▶ Layout records
►
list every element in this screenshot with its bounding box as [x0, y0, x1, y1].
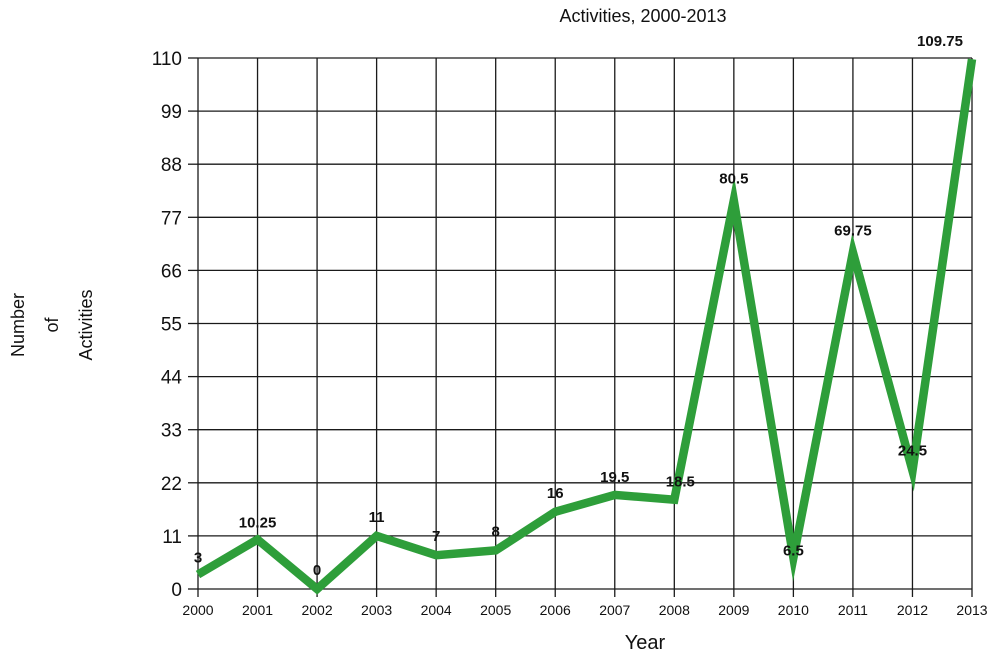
x-tick-label: 2009	[718, 602, 749, 618]
x-axis-ticks: 2000 2001 2002 2003 2004 2005 2006 2007 2008 2009…	[182, 602, 987, 618]
y-axis-label-line: Activities	[76, 289, 96, 360]
data-label: 69.75	[834, 222, 872, 239]
x-tick-label: 2013	[956, 602, 987, 618]
data-label: 7	[432, 528, 440, 545]
data-label: 6.5	[783, 543, 804, 560]
x-tick-label: 2005	[480, 602, 511, 618]
series-line-layer	[195, 58, 977, 595]
x-tick-label: 2001	[242, 602, 273, 618]
data-label: 3	[194, 550, 202, 567]
chart-title: Activities, 2000-2013	[559, 6, 726, 26]
data-label: 16	[547, 485, 564, 502]
x-tick-label: 2004	[421, 602, 452, 618]
y-tick-label: 22	[161, 474, 182, 495]
y-tick-label: 33	[161, 421, 182, 442]
y-axis-label-line: Number	[8, 293, 28, 357]
y-tick-label: 0	[171, 580, 182, 601]
y-axis-ticks: 0 11 22 33 44 55 66 77 88 99 110	[152, 49, 183, 601]
x-axis-label: Year	[625, 632, 666, 653]
x-tick-label: 2010	[778, 602, 809, 618]
y-tick-label: 77	[161, 208, 182, 229]
y-axis-label: Number of Activities	[8, 289, 96, 360]
data-label: 8	[492, 523, 500, 540]
series-line	[195, 58, 977, 595]
y-tick-label: 99	[161, 102, 182, 123]
y-tick-label: 66	[161, 261, 182, 282]
data-label: 11	[369, 509, 385, 526]
x-tick-label: 2002	[301, 602, 332, 618]
y-tick-label: 55	[161, 315, 182, 336]
y-tick-label: 88	[161, 155, 182, 176]
y-tick-label: 44	[161, 368, 183, 389]
x-tick-label: 2003	[361, 602, 392, 618]
data-label: 18.5	[666, 474, 695, 491]
grid	[188, 57, 973, 597]
data-label: 19.5	[600, 469, 629, 486]
x-tick-label: 2011	[838, 602, 868, 618]
data-label: 0	[313, 562, 321, 579]
x-tick-label: 2000	[182, 602, 213, 618]
y-tick-label: 11	[162, 527, 182, 548]
x-tick-label: 2008	[659, 602, 690, 618]
data-label: 109.75	[917, 33, 963, 50]
data-label: 24.5	[898, 443, 927, 460]
x-tick-label: 2012	[897, 602, 928, 618]
data-label: 10.25	[239, 515, 277, 532]
y-axis-label-line: of	[42, 316, 62, 332]
data-labels: 3 10.25 0 11 7 8 16 19.5 18.5 80.5 6.5 69.75 24.5 109…	[194, 33, 963, 579]
x-tick-label: 2007	[599, 602, 630, 618]
x-tick-label: 2006	[540, 602, 571, 618]
y-tick-label: 110	[152, 49, 182, 70]
data-label: 80.5	[719, 170, 748, 187]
◄
▶ Exercise details
Repeat the lines of data verbatim, beginning at the line that contains "602, 749, 618]" and stopping after the line that contains "602, 392, 618]".

▶ Solved exercise
x-tick-label: 2009	[718, 602, 749, 618]
x-axis-ticks: 2000 2001 2002 2003 2004 2005 2006 2007 2008 2009…	[182, 602, 987, 618]
y-axis-label-line: Activities	[76, 289, 96, 360]
data-label: 69.75	[834, 222, 872, 239]
x-tick-label: 2013	[956, 602, 987, 618]
data-label: 7	[432, 528, 440, 545]
data-label: 6.5	[783, 543, 804, 560]
x-tick-label: 2005	[480, 602, 511, 618]
series-line-layer	[195, 58, 977, 595]
x-tick-label: 2001	[242, 602, 273, 618]
data-label: 3	[194, 550, 202, 567]
chart-title: Activities, 2000-2013	[559, 6, 726, 26]
data-label: 16	[547, 485, 564, 502]
x-tick-label: 2004	[421, 602, 452, 618]
y-tick-label: 22	[161, 474, 182, 495]
y-tick-label: 33	[161, 421, 182, 442]
y-axis-label-line: Number	[8, 293, 28, 357]
y-tick-label: 0	[171, 580, 182, 601]
y-axis-ticks: 0 11 22 33 44 55 66 77 88 99 110	[152, 49, 183, 601]
x-axis-label: Year	[625, 632, 666, 653]
x-tick-label: 2010	[778, 602, 809, 618]
y-tick-label: 77	[161, 208, 182, 229]
y-axis-label: Number of Activities	[8, 289, 96, 360]
data-label: 8	[492, 523, 500, 540]
series-line	[195, 58, 977, 595]
y-tick-label: 99	[161, 102, 182, 123]
y-tick-label: 66	[161, 261, 182, 282]
data-label: 11	[369, 509, 385, 526]
x-tick-label: 2002	[301, 602, 332, 618]
y-tick-label: 55	[161, 315, 182, 336]
y-tick-label: 88	[161, 155, 182, 176]
y-tick-label: 44	[161, 368, 183, 389]
x-tick-label: 2003	[361, 602, 392, 618]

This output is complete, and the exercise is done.